▸ **Aim of the exercise**
Extract the full listing below without altering a single character.

▸ **Given information**
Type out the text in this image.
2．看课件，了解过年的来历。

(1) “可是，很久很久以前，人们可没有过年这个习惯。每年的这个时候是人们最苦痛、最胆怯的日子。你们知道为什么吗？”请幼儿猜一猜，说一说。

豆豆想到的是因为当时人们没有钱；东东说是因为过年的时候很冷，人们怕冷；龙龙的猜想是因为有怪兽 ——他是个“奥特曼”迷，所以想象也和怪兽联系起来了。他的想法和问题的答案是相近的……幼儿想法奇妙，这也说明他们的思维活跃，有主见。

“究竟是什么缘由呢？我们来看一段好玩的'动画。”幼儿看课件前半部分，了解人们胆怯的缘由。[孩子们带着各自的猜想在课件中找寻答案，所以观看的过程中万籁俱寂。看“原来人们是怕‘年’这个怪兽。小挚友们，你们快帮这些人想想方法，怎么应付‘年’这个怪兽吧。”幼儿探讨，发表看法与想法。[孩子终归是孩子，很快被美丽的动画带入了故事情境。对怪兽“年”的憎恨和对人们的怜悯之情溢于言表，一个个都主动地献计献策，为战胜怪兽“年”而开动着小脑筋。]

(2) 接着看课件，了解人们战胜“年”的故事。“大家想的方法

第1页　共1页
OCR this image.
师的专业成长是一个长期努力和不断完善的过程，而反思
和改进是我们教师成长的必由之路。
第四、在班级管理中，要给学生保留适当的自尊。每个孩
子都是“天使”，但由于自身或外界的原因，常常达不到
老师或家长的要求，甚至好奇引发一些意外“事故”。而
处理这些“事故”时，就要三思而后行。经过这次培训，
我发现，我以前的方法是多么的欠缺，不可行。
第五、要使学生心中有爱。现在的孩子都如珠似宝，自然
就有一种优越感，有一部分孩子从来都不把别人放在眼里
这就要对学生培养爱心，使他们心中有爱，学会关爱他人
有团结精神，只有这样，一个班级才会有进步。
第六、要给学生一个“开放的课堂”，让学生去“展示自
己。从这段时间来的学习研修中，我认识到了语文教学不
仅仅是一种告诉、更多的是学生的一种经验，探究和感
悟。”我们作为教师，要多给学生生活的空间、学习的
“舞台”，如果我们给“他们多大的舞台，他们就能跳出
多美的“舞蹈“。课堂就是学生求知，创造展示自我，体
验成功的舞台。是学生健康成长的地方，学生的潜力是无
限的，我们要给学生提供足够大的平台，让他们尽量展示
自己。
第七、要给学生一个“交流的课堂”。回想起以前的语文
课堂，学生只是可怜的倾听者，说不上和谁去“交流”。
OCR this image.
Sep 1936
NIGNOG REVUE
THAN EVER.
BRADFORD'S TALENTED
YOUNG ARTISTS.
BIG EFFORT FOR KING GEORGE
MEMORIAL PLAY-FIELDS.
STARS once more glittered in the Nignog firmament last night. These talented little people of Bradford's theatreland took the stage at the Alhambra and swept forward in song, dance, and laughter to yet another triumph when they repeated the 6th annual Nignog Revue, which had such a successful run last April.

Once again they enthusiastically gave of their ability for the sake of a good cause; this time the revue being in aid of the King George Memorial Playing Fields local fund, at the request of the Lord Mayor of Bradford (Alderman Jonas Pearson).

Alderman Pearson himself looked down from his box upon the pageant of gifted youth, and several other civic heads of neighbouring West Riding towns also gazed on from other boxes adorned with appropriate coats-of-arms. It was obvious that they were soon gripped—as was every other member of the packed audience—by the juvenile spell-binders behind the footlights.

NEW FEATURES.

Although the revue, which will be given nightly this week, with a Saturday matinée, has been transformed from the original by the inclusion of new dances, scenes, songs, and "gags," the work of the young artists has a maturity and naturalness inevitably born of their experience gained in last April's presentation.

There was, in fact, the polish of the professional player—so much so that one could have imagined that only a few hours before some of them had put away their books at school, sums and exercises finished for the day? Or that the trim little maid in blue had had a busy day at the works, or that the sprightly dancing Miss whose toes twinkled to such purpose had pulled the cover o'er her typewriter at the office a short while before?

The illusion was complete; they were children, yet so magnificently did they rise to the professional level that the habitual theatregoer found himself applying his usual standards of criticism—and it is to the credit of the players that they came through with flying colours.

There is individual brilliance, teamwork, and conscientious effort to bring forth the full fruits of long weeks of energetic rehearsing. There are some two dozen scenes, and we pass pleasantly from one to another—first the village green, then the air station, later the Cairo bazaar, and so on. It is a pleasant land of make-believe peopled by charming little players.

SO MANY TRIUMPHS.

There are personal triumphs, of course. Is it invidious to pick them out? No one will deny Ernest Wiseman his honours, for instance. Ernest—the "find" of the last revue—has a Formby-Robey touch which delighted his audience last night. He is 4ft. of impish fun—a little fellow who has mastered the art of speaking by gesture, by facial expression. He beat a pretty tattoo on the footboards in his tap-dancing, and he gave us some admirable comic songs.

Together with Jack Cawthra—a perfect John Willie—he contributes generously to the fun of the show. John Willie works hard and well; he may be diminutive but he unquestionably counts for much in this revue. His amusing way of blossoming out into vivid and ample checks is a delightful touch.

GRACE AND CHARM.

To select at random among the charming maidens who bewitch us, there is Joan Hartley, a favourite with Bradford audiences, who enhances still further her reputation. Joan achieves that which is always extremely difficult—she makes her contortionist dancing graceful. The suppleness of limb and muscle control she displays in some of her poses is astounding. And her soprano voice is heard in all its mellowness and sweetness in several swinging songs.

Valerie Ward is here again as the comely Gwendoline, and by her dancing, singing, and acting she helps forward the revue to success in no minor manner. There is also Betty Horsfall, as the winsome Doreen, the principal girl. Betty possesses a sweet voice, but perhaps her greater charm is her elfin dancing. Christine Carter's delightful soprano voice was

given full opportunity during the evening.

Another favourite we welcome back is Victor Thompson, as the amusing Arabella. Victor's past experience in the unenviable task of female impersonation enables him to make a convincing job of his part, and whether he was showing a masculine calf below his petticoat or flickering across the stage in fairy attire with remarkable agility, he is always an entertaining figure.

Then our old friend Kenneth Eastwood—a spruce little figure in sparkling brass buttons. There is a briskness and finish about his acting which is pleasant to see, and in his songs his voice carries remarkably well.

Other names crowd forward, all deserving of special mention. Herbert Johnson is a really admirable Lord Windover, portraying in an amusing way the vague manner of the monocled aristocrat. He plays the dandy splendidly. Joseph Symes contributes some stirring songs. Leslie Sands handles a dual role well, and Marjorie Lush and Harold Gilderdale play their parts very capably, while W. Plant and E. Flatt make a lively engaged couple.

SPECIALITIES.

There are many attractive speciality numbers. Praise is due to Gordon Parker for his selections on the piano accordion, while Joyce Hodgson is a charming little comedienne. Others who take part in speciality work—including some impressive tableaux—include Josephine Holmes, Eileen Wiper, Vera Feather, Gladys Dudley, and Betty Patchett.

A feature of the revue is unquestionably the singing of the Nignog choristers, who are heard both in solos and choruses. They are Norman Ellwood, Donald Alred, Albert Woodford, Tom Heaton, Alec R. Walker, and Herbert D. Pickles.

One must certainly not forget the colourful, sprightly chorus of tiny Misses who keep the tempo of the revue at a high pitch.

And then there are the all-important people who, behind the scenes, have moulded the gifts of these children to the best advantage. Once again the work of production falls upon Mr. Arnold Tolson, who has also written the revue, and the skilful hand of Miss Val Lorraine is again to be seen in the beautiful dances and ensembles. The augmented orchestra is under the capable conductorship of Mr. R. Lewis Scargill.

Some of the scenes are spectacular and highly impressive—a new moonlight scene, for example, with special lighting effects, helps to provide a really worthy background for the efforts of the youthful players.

▸ **Task solution**
Type out the text in this image.
2．看课件，了解过年的来历。

(1) “可是，很久很久以前，人们可没有过年这个习惯。每年的这个时候是人们最苦痛、最胆怯的日子。你们知道为什么吗？”请幼儿猜一猜，说一说。

豆豆想到的是因为当时人们没有钱；东东说是因为过年的时候很冷，人们怕冷；龙龙的猜想是因为有怪兽 ——他是个“奥特曼”迷，所以想象也和怪兽联系起来了。他的想法和问题的答案是相近的……幼儿想法奇妙，这也说明他们的思维活跃，有主见。

“究竟是什么缘由呢？我们来看一段好玩的'动画。”幼儿看课件前半部分，了解人们胆怯的缘由。[孩子们带着各自的猜想在课件中找寻答案，所以观看的过程中万籁俱寂。看“原来人们是怕‘年’这个怪兽。小挚友们，你们快帮这些人想想方法，怎么应付‘年’这个怪兽吧。”幼儿探讨，发表看法与想法。[孩子终归是孩子，很快被美丽的动画带入了故事情境。对怪兽“年”的憎恨和对人们的怜悯之情溢于言表，一个个都主动地献计献策，为战胜怪兽“年”而开动着小脑筋。]

(2) 接着看课件，了解人们战胜“年”的故事。“大家想的方法

第1页　共1页
OCR this image.
师的专业成长是一个长期努力和不断完善的过程，而反思
和改进是我们教师成长的必由之路。
第四、在班级管理中，要给学生保留适当的自尊。每个孩
子都是“天使”，但由于自身或外界的原因，常常达不到
老师或家长的要求，甚至好奇引发一些意外“事故”。而
处理这些“事故”时，就要三思而后行。经过这次培训，
我发现，我以前的方法是多么的欠缺，不可行。
第五、要使学生心中有爱。现在的孩子都如珠似宝，自然
就有一种优越感，有一部分孩子从来都不把别人放在眼里
这就要对学生培养爱心，使他们心中有爱，学会关爱他人
有团结精神，只有这样，一个班级才会有进步。
第六、要给学生一个“开放的课堂”，让学生去“展示自
己。从这段时间来的学习研修中，我认识到了语文教学不
仅仅是一种告诉、更多的是学生的一种经验，探究和感
悟。”我们作为教师，要多给学生生活的空间、学习的
“舞台”，如果我们给“他们多大的舞台，他们就能跳出
多美的“舞蹈“。课堂就是学生求知，创造展示自我，体
验成功的舞台。是学生健康成长的地方，学生的潜力是无
限的，我们要给学生提供足够大的平台，让他们尽量展示
自己。
第七、要给学生一个“交流的课堂”。回想起以前的语文
课堂，学生只是可怜的倾听者，说不上和谁去“交流”。
OCR this image.
Sep 1936
NIGNOG REVUE
THAN EVER.
BRADFORD'S TALENTED
YOUNG ARTISTS.
BIG EFFORT FOR KING GEORGE
MEMORIAL PLAY-FIELDS.
STARS once more glittered in the Nignog firmament last night. These talented little people of Bradford's theatreland took the stage at the Alhambra and swept forward in song, dance, and laughter to yet another triumph when they repeated the 6th annual Nignog Revue, which had such a successful run last April.

Once again they enthusiastically gave of their ability for the sake of a good cause; this time the revue being in aid of the King George Memorial Playing Fields local fund, at the request of the Lord Mayor of Bradford (Alderman Jonas Pearson).

Alderman Pearson himself looked down from his box upon the pageant of gifted youth, and several other civic heads of neighbouring West Riding towns also gazed on from other boxes adorned with appropriate coats-of-arms. It was obvious that they were soon gripped—as was every other member of the packed audience—by the juvenile spell-binders behind the footlights.

NEW FEATURES.

Although the revue, which will be given nightly this week, with a Saturday matinée, has been transformed from the original by the inclusion of new dances, scenes, songs, and "gags," the work of the young artists has a maturity and naturalness inevitably born of their experience gained in last April's presentation.

There was, in fact, the polish of the professional player—so much so that one could have imagined that only a few hours before some of them had put away their books at school, sums and exercises finished for the day? Or that the trim little maid in blue had had a busy day at the works, or that the sprightly dancing Miss whose toes twinkled to such purpose had pulled the cover o'er her typewriter at the office a short while before?

The illusion was complete; they were children, yet so magnificently did they rise to the professional level that the habitual theatregoer found himself applying his usual standards of criticism—and it is to the credit of the players that they came through with flying colours.

There is individual brilliance, teamwork, and conscientious effort to bring forth the full fruits of long weeks of energetic rehearsing. There are some two dozen scenes, and we pass pleasantly from one to another—first the village green, then the air station, later the Cairo bazaar, and so on. It is a pleasant land of make-believe peopled by charming little players.

SO MANY TRIUMPHS.

There are personal triumphs, of course. Is it invidious to pick them out? No one will deny Ernest Wiseman his honours, for instance. Ernest—the "find" of the last revue—has a Formby-Robey touch which delighted his audience last night. He is 4ft. of impish fun—a little fellow who has mastered the art of speaking by gesture, by facial expression. He beat a pretty tattoo on the footboards in his tap-dancing, and he gave us some admirable comic songs.

Together with Jack Cawthra—a perfect John Willie—he contributes generously to the fun of the show. John Willie works hard and well; he may be diminutive but he unquestionably counts for much in this revue. His amusing way of blossoming out into vivid and ample checks is a delightful touch.

GRACE AND CHARM.

To select at random among the charming maidens who bewitch us, there is Joan Hartley, a favourite with Bradford audiences, who enhances still further her reputation. Joan achieves that which is always extremely difficult—she makes her contortionist dancing graceful. The suppleness of limb and muscle control she displays in some of her poses is astounding. And her soprano voice is heard in all its mellowness and sweetness in several swinging songs.

Valerie Ward is here again as the comely Gwendoline, and by her dancing, singing, and acting she helps forward the revue to success in no minor manner. There is also Betty Horsfall, as the winsome Doreen, the principal girl. Betty possesses a sweet voice, but perhaps her greater charm is her elfin dancing. Christine Carter's delightful soprano voice was

given full opportunity during the evening.

Another favourite we welcome back is Victor Thompson, as the amusing Arabella. Victor's past experience in the unenviable task of female impersonation enables him to make a convincing job of his part, and whether he was showing a masculine calf below his petticoat or flickering across the stage in fairy attire with remarkable agility, he is always an entertaining figure.

Then our old friend Kenneth Eastwood—a spruce little figure in sparkling brass buttons. There is a briskness and finish about his acting which is pleasant to see, and in his songs his voice carries remarkably well.

Other names crowd forward, all deserving of special mention. Herbert Johnson is a really admirable Lord Windover, portraying in an amusing way the vague manner of the monocled aristocrat. He plays the dandy splendidly. Joseph Symes contributes some stirring songs. Leslie Sands handles a dual role well, and Marjorie Lush and Harold Gilderdale play their parts very capably, while W. Plant and E. Flatt make a lively engaged couple.

SPECIALITIES.

There are many attractive speciality numbers. Praise is due to Gordon Parker for his selections on the piano accordion, while Joyce Hodgson is a charming little comedienne. Others who take part in speciality work—including some impressive tableaux—include Josephine Holmes, Eileen Wiper, Vera Feather, Gladys Dudley, and Betty Patchett.

A feature of the revue is unquestionably the singing of the Nignog choristers, who are heard both in solos and choruses. They are Norman Ellwood, Donald Alred, Albert Woodford, Tom Heaton, Alec R. Walker, and Herbert D. Pickles.

One must certainly not forget the colourful, sprightly chorus of tiny Misses who keep the tempo of the revue at a high pitch.

And then there are the all-important people who, behind the scenes, have moulded the gifts of these children to the best advantage. Once again the work of production falls upon Mr. Arnold Tolson, who has also written the revue, and the skilful hand of Miss Val Lorraine is again to be seen in the beautiful dances and ensembles. The augmented orchestra is under the capable conductorship of Mr. R. Lewis Scargill.

Some of the scenes are spectacular and highly impressive—a new moonlight scene, for example, with special lighting effects, helps to provide a really worthy background for the efforts of the youthful players.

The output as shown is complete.